PAGE EXCERPT —
******

# Swap a VQ35DE transmission onto a VQ30DE Maxima



## Gerry_008008 (Aug 18, 2021)

Hi Everyone, my 2002 ( model A33) Maxima ST-R v6 3.0 has a stock VQ30DE engine with a 4 speed (with overdrive in 3rd & 4th) auto, I need to replace the trans which is worn out , but I am not sure exactly what other types of transmission will fit my VQ30DE, (My vin plate reads it as a Trans = RE404B FN37),..Vin JN1CCUA33A0110046.
I have managed to aquire a 4 speed auto gearbox that came from another model J31 2004 Maxima v6 3.5 VQ35DE --(VIN Number = JN1BBUJ31A0002886) but before I take the car apart and pull the Transmission does anyone know if the gearbox will fit as a direct replacement.
If this is true, what else might I need to pre-purchase to get it up and running ... ie Flywheel or re-wire Valve bodies. spline and or ??


----------



## rogoman (Dec 16, 2004)

State the year of your car.


----------



## Gerry_008008 (Aug 18, 2021)

rogoman said:


> State the year of your car.


Apologies..now updated


----------



## rogoman (Dec 16, 2004)

According to the FSM for both a 2002 and a 2003, the A/T is an RE4F04B. If you plan to do the swap, be sure to replace the 2002 TCM with the TCM that came from the 2003 car.


----------



## Gerry_008008 (Aug 18, 2021)

rogoman said:


> According to the FSM for both a 2002 and a 2003, the A/T is an RE4F04B. If you plan to do the swap, be sure to replace the 2002 TCM with the TCM that came from the 2003 car.


Hi, Thanks for the Information, unfortunately the TCM didn’t come with the replacement Gearbox and I have no way of aquiring it. does this mean that I will not be able to use it


----------



## rogoman (Dec 16, 2004)

Gerry_008008 said:


> Hi, Thanks for the Information, unfortunately the TCM didn’t come with the replacement Gearbox and I have no way of aquiring it. does this mean that I will not be able to use it


Being that both transmissions are the same, there's a good chance your old TCM may work OK. If there are some shift problems, then the TCM may have to be reprogrammed by a Nissan dealer.


----------



## Gerry_008008 (Aug 18, 2021)

rogoman said:


> Being that both transmissions are the same, there's a good chance your old TCM may work OK. If there are some shift problems, then the TCM may have to be reprogrammed by a Nissan dealer.

******

WORK TO COMPLETE —
A – In the Maxima transmission thread, duplicate the text between "I have managed" and "a direct replacement.", inclusive.
B – Using the Maxima transmission thread, decide whether each statement agrees with it: (i) the VIN plate of the 2002 Maxima lists its transmission as RE404B FN37; (ii) the replacement gearbox arrived with its TCM; (iii) rogoman says shift problems could mean a Nissan dealer has to reprogram the TCM. Answer yes or no for each, quoting the deciding words.

******

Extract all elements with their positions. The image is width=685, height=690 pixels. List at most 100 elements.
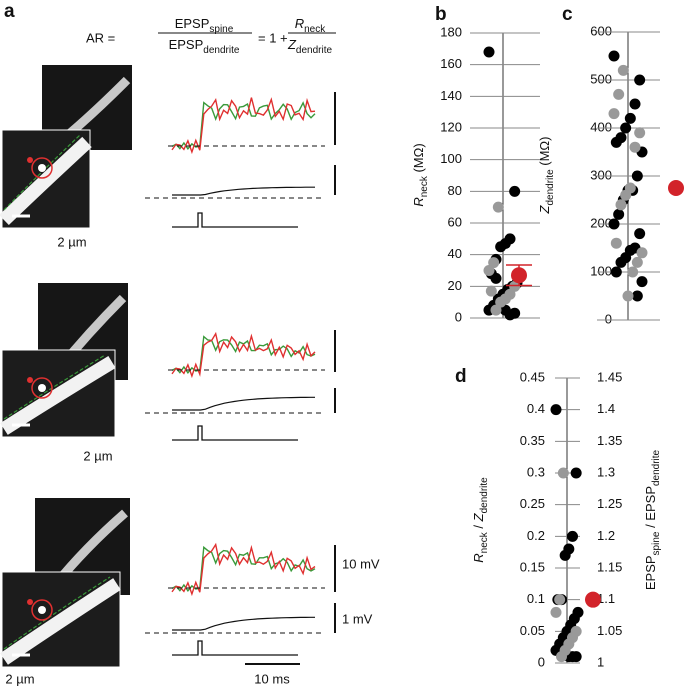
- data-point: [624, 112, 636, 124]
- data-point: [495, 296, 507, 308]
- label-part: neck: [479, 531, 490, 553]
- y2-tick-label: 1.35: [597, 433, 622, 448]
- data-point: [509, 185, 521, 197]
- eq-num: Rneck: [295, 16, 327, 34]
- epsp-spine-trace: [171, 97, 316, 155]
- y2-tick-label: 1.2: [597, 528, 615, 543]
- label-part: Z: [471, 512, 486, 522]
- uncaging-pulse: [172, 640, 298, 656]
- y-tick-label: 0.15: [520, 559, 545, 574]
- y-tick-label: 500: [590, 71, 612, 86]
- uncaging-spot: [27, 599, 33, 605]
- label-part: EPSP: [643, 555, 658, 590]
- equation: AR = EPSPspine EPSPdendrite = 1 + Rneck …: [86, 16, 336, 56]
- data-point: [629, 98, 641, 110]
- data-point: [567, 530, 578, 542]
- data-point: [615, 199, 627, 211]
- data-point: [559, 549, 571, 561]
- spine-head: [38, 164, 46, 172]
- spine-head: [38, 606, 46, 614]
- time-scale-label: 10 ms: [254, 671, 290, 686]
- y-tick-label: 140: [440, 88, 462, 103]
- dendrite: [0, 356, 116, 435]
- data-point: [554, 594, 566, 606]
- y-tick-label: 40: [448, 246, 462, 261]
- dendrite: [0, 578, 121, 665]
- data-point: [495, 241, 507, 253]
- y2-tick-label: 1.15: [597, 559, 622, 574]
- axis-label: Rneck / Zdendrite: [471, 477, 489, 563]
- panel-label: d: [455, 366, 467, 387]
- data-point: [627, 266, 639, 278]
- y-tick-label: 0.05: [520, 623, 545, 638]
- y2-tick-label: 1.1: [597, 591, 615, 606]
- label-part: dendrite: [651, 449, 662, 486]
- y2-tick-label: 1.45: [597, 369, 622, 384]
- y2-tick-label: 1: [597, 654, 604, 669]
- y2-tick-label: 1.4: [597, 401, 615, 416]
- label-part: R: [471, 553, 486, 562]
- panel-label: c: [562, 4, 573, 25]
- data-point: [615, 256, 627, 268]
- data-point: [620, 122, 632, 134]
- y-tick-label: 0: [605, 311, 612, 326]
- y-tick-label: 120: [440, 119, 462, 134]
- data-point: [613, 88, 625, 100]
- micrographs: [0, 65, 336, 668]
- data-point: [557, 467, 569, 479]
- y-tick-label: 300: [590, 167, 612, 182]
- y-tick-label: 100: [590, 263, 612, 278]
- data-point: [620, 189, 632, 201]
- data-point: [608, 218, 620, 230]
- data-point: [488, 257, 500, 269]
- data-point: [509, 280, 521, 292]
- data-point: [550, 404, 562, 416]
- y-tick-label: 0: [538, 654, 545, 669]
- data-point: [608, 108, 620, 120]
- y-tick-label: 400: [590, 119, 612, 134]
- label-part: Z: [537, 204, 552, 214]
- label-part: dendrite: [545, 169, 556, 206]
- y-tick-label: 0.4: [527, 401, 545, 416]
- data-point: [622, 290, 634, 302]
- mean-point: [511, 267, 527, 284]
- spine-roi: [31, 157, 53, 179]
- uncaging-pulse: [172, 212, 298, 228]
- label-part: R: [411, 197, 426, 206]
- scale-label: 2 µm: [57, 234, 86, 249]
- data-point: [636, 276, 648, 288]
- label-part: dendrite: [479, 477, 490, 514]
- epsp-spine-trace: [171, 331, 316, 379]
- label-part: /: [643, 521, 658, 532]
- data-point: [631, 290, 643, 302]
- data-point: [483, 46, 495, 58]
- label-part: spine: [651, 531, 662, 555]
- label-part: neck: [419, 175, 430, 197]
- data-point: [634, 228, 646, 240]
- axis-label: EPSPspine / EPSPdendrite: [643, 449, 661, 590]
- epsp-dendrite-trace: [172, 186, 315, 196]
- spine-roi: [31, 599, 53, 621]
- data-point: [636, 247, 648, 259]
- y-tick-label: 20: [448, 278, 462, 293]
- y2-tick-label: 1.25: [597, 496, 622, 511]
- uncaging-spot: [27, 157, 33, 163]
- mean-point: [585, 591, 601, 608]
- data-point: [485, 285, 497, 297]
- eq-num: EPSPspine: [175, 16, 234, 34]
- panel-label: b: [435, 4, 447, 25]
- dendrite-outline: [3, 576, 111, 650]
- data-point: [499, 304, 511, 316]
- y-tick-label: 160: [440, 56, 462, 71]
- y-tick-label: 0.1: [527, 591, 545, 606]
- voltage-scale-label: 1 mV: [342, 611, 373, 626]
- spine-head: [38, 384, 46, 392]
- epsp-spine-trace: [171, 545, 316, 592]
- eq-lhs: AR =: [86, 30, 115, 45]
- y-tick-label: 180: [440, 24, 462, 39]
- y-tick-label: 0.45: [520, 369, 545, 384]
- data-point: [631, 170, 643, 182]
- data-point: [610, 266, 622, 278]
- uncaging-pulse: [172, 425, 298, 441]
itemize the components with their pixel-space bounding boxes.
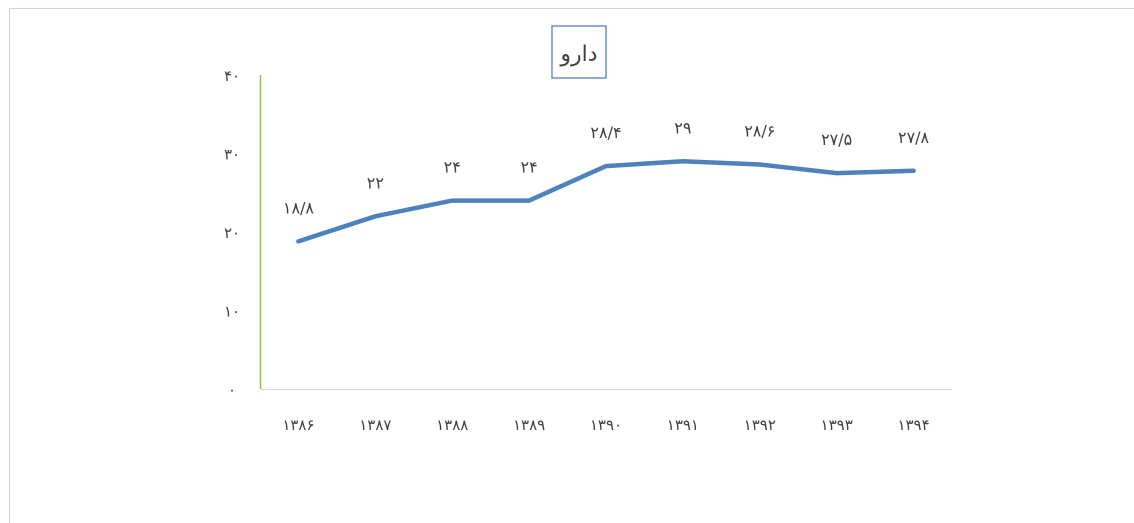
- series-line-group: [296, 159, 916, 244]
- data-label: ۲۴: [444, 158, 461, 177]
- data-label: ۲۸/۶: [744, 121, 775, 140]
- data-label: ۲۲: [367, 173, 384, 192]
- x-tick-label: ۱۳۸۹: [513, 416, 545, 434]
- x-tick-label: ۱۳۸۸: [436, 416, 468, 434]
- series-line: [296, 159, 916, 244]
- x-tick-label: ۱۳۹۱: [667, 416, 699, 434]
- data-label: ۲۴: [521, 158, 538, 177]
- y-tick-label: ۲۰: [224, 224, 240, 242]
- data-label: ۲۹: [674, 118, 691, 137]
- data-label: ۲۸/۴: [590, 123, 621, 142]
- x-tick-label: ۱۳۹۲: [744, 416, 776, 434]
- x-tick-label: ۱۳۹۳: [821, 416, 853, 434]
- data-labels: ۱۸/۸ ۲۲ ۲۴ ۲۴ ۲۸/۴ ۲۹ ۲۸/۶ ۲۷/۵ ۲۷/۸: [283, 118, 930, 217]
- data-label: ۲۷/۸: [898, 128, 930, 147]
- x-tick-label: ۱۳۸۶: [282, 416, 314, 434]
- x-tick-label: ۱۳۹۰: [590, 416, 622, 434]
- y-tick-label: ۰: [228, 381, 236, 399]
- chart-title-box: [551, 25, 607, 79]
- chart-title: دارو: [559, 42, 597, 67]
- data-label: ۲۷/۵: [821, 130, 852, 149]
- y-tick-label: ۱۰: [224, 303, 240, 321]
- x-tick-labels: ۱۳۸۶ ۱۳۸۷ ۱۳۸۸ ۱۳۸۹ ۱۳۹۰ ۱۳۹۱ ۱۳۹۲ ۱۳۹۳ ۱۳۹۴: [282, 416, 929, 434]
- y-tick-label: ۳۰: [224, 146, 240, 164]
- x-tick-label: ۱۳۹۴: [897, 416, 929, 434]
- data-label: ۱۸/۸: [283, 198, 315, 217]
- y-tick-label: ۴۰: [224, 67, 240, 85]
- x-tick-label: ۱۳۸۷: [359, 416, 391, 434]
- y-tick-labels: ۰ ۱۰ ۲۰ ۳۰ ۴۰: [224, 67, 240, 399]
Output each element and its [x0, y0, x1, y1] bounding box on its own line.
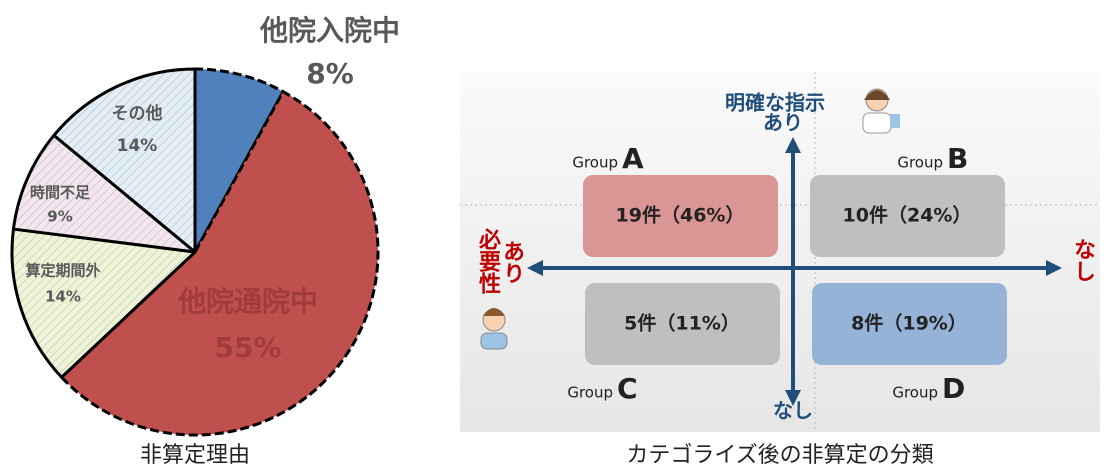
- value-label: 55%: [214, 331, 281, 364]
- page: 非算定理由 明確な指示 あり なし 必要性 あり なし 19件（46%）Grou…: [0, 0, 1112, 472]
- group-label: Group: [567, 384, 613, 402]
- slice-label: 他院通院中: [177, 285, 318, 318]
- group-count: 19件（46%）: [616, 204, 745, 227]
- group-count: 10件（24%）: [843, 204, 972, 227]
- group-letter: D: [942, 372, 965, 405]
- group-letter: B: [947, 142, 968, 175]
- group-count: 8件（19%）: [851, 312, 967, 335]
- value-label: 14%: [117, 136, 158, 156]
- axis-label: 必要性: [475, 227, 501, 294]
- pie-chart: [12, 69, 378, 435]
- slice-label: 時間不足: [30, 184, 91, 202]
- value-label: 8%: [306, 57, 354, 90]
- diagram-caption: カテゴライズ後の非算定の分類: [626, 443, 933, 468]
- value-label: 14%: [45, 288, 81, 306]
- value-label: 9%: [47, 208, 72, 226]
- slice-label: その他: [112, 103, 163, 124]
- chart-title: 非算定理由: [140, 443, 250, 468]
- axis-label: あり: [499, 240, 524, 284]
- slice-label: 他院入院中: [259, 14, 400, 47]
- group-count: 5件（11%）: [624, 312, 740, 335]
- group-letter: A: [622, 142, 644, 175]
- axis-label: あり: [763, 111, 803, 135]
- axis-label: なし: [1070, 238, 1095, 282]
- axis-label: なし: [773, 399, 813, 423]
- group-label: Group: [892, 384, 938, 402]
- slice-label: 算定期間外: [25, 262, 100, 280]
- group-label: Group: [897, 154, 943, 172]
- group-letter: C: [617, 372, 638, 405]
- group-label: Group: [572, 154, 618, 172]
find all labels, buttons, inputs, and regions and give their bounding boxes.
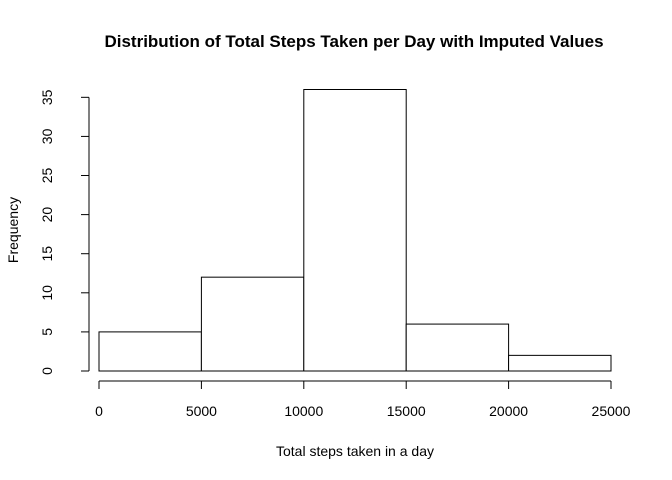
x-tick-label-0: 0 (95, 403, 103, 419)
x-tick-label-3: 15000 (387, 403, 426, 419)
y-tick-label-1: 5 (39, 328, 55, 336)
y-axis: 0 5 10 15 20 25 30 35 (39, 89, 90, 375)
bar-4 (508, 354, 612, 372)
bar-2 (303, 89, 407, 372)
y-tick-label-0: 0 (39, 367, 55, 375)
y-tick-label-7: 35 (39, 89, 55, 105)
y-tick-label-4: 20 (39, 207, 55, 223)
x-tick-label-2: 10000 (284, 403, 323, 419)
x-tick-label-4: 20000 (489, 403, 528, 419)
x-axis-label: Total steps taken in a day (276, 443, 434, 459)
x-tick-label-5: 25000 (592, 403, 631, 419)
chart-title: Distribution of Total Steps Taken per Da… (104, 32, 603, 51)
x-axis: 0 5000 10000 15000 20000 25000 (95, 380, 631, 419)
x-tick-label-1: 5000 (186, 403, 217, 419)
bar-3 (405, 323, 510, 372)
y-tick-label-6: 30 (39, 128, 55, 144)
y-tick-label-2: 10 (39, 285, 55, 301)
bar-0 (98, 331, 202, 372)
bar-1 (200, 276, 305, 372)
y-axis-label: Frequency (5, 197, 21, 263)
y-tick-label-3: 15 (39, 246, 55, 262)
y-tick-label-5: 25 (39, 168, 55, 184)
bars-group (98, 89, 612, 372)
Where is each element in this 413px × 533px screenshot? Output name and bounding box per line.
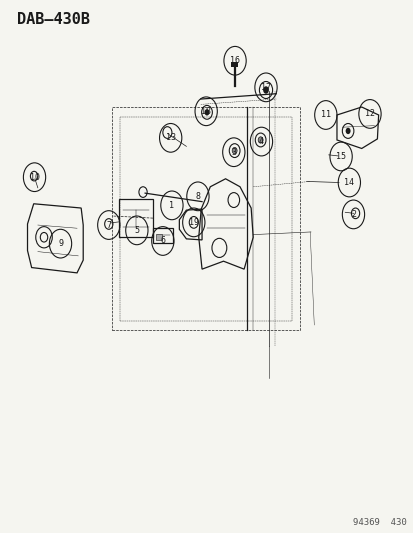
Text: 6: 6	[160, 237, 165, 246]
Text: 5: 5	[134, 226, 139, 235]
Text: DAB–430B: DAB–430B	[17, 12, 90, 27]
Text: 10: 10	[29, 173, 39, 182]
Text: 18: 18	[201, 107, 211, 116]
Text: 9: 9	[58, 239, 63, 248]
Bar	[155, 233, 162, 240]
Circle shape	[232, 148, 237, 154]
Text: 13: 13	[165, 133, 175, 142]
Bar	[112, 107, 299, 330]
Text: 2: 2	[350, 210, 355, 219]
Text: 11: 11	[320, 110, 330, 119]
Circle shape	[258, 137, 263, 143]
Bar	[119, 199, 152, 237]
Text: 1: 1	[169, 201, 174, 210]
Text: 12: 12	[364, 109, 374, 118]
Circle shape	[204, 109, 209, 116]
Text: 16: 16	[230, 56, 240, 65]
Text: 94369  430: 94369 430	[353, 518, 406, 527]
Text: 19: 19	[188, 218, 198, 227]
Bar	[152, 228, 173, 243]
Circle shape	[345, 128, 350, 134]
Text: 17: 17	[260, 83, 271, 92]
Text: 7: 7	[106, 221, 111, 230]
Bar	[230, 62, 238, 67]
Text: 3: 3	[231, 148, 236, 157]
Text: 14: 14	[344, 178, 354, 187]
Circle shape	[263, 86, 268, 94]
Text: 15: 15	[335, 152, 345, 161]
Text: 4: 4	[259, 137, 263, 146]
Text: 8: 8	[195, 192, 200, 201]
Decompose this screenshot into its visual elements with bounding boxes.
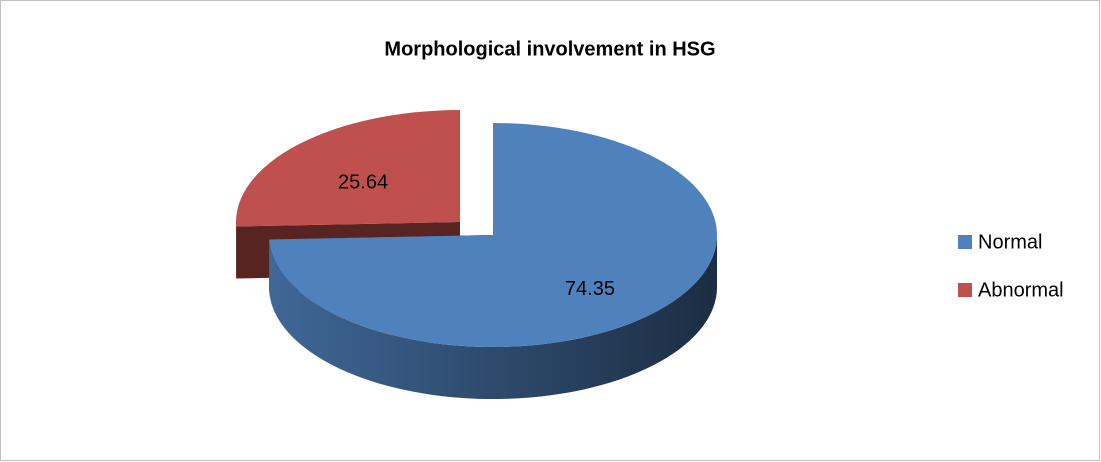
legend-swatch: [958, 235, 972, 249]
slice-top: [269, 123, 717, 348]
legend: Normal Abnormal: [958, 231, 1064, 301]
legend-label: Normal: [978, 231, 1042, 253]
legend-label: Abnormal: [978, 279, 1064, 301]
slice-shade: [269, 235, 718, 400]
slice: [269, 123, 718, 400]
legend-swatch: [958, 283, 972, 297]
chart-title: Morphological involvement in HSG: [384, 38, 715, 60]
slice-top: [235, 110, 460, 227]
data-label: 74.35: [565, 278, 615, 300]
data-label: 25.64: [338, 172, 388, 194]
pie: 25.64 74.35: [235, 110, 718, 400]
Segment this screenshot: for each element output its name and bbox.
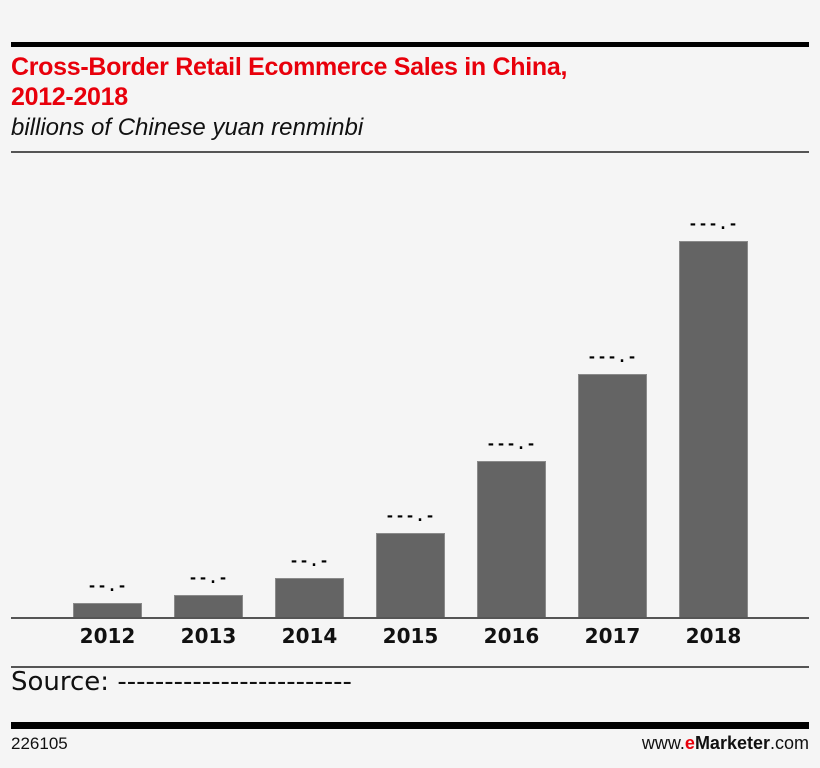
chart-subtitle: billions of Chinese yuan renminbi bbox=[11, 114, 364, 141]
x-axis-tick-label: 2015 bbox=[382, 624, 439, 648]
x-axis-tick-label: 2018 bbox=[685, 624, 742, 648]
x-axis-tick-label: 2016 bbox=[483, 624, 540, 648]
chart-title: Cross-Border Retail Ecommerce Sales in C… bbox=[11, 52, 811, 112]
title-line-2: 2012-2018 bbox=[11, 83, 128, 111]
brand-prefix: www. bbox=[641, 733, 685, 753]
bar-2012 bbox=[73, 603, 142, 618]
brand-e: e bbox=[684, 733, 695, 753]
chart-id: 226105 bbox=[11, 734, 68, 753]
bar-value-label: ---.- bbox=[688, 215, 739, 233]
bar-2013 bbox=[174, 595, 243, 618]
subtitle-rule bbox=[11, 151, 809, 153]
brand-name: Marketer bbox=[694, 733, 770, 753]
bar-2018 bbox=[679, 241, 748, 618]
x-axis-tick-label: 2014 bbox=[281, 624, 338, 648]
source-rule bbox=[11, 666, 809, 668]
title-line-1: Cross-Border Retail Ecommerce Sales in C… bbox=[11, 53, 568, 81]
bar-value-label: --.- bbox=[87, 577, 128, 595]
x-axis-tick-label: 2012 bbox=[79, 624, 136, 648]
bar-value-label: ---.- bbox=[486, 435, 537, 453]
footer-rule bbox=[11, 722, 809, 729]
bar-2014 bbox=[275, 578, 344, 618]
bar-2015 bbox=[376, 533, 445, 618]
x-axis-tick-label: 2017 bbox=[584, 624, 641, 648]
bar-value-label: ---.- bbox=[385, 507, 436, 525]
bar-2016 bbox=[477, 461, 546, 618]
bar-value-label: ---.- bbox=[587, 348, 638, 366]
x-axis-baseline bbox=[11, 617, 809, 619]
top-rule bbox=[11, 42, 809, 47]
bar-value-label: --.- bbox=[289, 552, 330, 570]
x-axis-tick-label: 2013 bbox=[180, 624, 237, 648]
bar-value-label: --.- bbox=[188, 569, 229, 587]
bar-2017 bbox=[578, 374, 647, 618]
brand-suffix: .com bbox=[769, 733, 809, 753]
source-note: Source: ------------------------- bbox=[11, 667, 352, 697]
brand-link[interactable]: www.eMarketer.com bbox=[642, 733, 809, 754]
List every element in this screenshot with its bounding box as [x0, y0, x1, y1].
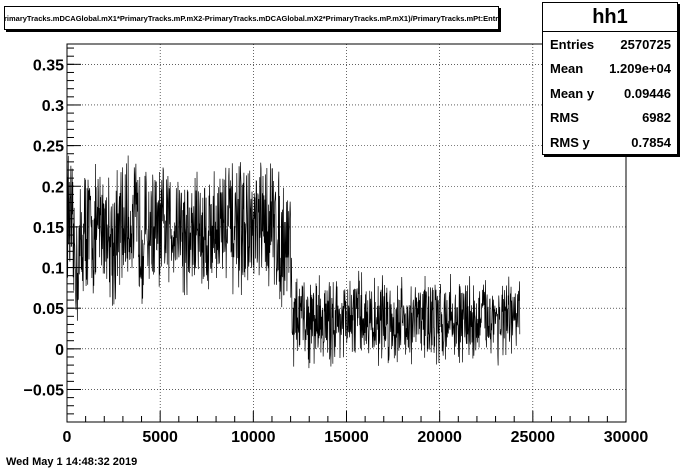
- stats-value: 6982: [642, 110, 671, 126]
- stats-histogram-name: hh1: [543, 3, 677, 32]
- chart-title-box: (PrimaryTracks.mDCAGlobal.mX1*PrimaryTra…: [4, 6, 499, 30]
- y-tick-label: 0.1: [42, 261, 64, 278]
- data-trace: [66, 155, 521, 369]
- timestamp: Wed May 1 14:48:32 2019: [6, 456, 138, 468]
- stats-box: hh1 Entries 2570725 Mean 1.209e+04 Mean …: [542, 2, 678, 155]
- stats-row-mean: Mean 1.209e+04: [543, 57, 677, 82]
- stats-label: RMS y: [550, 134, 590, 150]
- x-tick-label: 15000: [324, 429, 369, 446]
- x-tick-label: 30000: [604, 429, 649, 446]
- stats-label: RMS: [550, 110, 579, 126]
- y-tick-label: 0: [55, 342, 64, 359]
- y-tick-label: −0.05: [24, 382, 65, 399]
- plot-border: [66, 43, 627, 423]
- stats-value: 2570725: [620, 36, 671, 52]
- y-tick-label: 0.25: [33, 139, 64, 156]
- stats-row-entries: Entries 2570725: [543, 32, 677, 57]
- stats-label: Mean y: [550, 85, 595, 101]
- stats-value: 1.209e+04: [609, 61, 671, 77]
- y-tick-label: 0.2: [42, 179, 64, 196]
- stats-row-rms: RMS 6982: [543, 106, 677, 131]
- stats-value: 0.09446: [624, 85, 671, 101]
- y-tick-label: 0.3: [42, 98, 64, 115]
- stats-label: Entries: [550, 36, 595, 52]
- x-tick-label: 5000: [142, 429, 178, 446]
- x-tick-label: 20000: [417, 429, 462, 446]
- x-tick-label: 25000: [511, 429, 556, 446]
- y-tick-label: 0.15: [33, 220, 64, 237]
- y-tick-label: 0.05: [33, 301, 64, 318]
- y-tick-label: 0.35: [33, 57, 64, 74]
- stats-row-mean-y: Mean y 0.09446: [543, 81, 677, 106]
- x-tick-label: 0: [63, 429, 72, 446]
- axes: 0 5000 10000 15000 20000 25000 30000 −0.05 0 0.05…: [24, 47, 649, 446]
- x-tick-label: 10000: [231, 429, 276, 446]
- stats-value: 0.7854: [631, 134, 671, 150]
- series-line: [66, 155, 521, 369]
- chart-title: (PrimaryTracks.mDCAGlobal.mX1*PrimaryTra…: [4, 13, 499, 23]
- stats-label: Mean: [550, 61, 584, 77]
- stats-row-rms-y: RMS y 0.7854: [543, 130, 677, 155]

******

RESPONSES IN ORDER —
A –
I have managed to aquire a 4 speed auto gearbox that came from another model J31 2004 Maxima v6 3.5 VQ35DE --(VIN Number = JN1BBUJ31A0002886) but before I take the car apart and pull the Transmission does anyone know if the gearbox will fit as a direct replacement.

B –
(i) Yes: "My vin plate reads it as a Trans = RE404B FN37"
(ii) No: "unfortunately the TCM didn’t come with the replacement Gearbox"
(iii) Yes: "If there are some shift problems, then the TCM may have to be reprogrammed by a Nissan dealer."